# Given request:
Would you extract the whole listing below and retype it exactly?

# A block of data:
┏━━

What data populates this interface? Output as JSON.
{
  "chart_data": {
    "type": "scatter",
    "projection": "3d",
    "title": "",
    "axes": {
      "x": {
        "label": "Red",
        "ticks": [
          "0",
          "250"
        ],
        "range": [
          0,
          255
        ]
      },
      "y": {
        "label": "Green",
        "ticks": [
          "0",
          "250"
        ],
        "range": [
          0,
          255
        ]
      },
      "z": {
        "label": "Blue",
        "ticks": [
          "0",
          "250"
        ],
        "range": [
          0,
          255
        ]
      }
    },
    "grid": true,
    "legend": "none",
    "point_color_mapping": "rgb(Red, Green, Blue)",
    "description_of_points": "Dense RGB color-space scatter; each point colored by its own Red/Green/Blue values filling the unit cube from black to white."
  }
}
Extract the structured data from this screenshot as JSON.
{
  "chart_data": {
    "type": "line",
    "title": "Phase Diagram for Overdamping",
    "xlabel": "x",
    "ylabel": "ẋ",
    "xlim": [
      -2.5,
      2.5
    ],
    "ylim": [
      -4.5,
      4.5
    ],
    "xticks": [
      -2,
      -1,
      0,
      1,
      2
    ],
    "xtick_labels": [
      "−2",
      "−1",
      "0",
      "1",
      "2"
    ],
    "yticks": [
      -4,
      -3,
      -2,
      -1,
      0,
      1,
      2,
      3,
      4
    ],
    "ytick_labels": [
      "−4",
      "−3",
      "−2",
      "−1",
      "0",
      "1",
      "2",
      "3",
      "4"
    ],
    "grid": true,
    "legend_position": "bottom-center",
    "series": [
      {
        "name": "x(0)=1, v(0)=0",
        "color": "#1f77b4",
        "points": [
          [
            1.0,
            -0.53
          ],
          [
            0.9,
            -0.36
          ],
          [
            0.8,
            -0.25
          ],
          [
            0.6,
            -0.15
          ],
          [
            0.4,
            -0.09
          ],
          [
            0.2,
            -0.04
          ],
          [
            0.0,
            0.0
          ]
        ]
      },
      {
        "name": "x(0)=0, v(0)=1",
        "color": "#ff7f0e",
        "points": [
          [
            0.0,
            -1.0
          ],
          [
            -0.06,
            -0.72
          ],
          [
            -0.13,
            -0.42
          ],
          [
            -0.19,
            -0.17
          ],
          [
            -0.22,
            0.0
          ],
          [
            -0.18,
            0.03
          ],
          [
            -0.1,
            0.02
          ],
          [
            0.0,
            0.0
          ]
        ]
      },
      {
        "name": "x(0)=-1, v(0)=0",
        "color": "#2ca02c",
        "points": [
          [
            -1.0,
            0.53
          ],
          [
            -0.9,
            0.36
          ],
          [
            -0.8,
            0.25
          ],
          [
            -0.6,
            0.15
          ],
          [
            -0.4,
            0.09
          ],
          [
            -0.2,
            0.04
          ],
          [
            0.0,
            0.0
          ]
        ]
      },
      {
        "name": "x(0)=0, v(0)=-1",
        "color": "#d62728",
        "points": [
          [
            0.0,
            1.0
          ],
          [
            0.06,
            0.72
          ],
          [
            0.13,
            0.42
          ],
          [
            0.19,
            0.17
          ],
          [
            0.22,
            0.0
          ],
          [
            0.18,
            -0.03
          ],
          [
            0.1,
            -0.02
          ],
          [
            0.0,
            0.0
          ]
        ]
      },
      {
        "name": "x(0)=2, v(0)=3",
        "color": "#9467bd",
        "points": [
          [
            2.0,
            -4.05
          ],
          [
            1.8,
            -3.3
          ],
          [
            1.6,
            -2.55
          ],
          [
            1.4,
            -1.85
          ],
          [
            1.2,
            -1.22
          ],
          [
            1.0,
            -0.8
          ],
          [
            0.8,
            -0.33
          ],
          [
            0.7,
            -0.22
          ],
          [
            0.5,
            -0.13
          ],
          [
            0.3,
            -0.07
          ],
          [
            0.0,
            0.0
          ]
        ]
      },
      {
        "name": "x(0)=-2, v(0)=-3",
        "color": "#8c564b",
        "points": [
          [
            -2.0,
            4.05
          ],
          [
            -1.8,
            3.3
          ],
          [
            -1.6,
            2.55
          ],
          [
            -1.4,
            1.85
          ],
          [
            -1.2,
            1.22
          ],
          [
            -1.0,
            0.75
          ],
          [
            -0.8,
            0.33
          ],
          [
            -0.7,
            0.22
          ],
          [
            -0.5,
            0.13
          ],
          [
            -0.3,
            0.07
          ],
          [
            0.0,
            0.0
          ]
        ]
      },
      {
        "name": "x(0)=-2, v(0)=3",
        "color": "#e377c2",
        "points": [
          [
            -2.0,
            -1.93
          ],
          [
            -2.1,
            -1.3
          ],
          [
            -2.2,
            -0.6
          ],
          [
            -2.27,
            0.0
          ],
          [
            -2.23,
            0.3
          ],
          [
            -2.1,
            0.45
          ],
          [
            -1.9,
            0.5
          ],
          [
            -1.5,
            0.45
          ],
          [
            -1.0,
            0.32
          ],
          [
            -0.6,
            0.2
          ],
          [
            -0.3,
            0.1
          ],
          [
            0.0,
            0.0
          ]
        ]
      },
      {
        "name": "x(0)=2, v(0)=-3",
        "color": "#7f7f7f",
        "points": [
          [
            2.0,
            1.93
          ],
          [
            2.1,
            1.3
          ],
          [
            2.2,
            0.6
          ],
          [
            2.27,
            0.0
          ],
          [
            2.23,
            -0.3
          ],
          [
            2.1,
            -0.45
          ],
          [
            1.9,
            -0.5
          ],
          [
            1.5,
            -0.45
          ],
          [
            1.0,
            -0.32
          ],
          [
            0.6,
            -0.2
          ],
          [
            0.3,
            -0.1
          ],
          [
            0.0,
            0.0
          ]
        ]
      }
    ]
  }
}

┗━━

# Answer to the task:
What data populates this interface? Output as JSON.
{
  "chart_data": {
    "type": "scatter",
    "projection": "3d",
    "title": "",
    "axes": {
      "x": {
        "label": "Red",
        "ticks": [
          "0",
          "250"
        ],
        "range": [
          0,
          255
        ]
      },
      "y": {
        "label": "Green",
        "ticks": [
          "0",
          "250"
        ],
        "range": [
          0,
          255
        ]
      },
      "z": {
        "label": "Blue",
        "ticks": [
          "0",
          "250"
        ],
        "range": [
          0,
          255
        ]
      }
    },
    "grid": true,
    "legend": "none",
    "point_color_mapping": "rgb(Red, Green, Blue)",
    "description_of_points": "Dense RGB color-space scatter; each point colored by its own Red/Green/Blue values filling the unit cube from black to white."
  }
}
Extract the structured data from this screenshot as JSON.
{
  "chart_data": {
    "type": "line",
    "title": "Phase Diagram for Overdamping",
    "xlabel": "x",
    "ylabel": "ẋ",
    "xlim": [
      -2.5,
      2.5
    ],
    "ylim": [
      -4.5,
      4.5
    ],
    "xticks": [
      -2,
      -1,
      0,
      1,
      2
    ],
    "xtick_labels": [
      "−2",
      "−1",
      "0",
      "1",
      "2"
    ],
    "yticks": [
      -4,
      -3,
      -2,
      -1,
      0,
      1,
      2,
      3,
      4
    ],
    "ytick_labels": [
      "−4",
      "−3",
      "−2",
      "−1",
      "0",
      "1",
      "2",
      "3",
      "4"
    ],
    "grid": true,
    "legend_position": "bottom-center",
    "series": [
      {
        "name": "x(0)=1, v(0)=0",
        "color": "#1f77b4",
        "points": [
          [
            1.0,
            -0.53
          ],
          [
            0.9,
            -0.36
          ],
          [
            0.8,
            -0.25
          ],
          [
            0.6,
            -0.15
          ],
          [
            0.4,
            -0.09
          ],
          [
            0.2,
            -0.04
          ],
          [
            0.0,
            0.0
          ]
        ]
      },
      {
        "name": "x(0)=0, v(0)=1",
        "color": "#ff7f0e",
        "points": [
          [
            0.0,
            -1.0
          ],
          [
            -0.06,
            -0.72
          ],
          [
            -0.13,
            -0.42
          ],
          [
            -0.19,
            -0.17
          ],
          [
            -0.22,
            0.0
          ],
          [
            -0.18,
            0.03
          ],
          [
            -0.1,
            0.02
          ],
          [
            0.0,
            0.0
          ]
        ]
      },
      {
        "name": "x(0)=-1, v(0)=0",
        "color": "#2ca02c",
        "points": [
          [
            -1.0,
            0.53
          ],
          [
            -0.9,
            0.36
          ],
          [
            -0.8,
            0.25
          ],
          [
            -0.6,
            0.15
          ],
          [
            -0.4,
            0.09
          ],
          [
            -0.2,
            0.04
          ],
          [
            0.0,
            0.0
          ]
        ]
      },
      {
        "name": "x(0)=0, v(0)=-1",
        "color": "#d62728",
        "points": [
          [
            0.0,
            1.0
          ],
          [
            0.06,
            0.72
          ],
          [
            0.13,
            0.42
          ],
          [
            0.19,
            0.17
          ],
          [
            0.22,
            0.0
          ],
          [
            0.18,
            -0.03
          ],
          [
            0.1,
            -0.02
          ],
          [
            0.0,
            0.0
          ]
        ]
      },
      {
        "name": "x(0)=2, v(0)=3",
        "color": "#9467bd",
        "points": [
          [
            2.0,
            -4.05
          ],
          [
            1.8,
            -3.3
          ],
          [
            1.6,
            -2.55
          ],
          [
            1.4,
            -1.85
          ],
          [
            1.2,
            -1.22
          ],
          [
            1.0,
            -0.8
          ],
          [
            0.8,
            -0.33
          ],
          [
            0.7,
            -0.22
          ],
          [
            0.5,
            -0.13
          ],
          [
            0.3,
            -0.07
          ],
          [
            0.0,
            0.0
          ]
        ]
      },
      {
        "name": "x(0)=-2, v(0)=-3",
        "color": "#8c564b",
        "points": [
          [
            -2.0,
            4.05
          ],
          [
            -1.8,
            3.3
          ],
          [
            -1.6,
            2.55
          ],
          [
            -1.4,
            1.85
          ],
          [
            -1.2,
            1.22
          ],
          [
            -1.0,
            0.75
          ],
          [
            -0.8,
            0.33
          ],
          [
            -0.7,
            0.22
          ],
          [
            -0.5,
            0.13
          ],
          [
            -0.3,
            0.07
          ],
          [
            0.0,
            0.0
          ]
        ]
      },
      {
        "name": "x(0)=-2, v(0)=3",
        "color": "#e377c2",
        "points": [
          [
            -2.0,
            -1.93
          ],
          [
            -2.1,
            -1.3
          ],
          [
            -2.2,
            -0.6
          ],
          [
            -2.27,
            0.0
          ],
          [
            -2.23,
            0.3
          ],
          [
            -2.1,
            0.45
          ],
          [
            -1.9,
            0.5
          ],
          [
            -1.5,
            0.45
          ],
          [
            -1.0,
            0.32
          ],
          [
            -0.6,
            0.2
          ],
          [
            -0.3,
            0.1
          ],
          [
            0.0,
            0.0
          ]
        ]
      },
      {
        "name": "x(0)=2, v(0)=-3",
        "color": "#7f7f7f",
        "points": [
          [
            2.0,
            1.93
          ],
          [
            2.1,
            1.3
          ],
          [
            2.2,
            0.6
          ],
          [
            2.27,
            0.0
          ],
          [
            2.23,
            -0.3
          ],
          [
            2.1,
            -0.45
          ],
          [
            1.9,
            -0.5
          ],
          [
            1.5,
            -0.45
          ],
          [
            1.0,
            -0.32
          ],
          [
            0.6,
            -0.2
          ],
          [
            0.3,
            -0.1
          ],
          [
            0.0,
            0.0
          ]
        ]
      }
    ]
  }
}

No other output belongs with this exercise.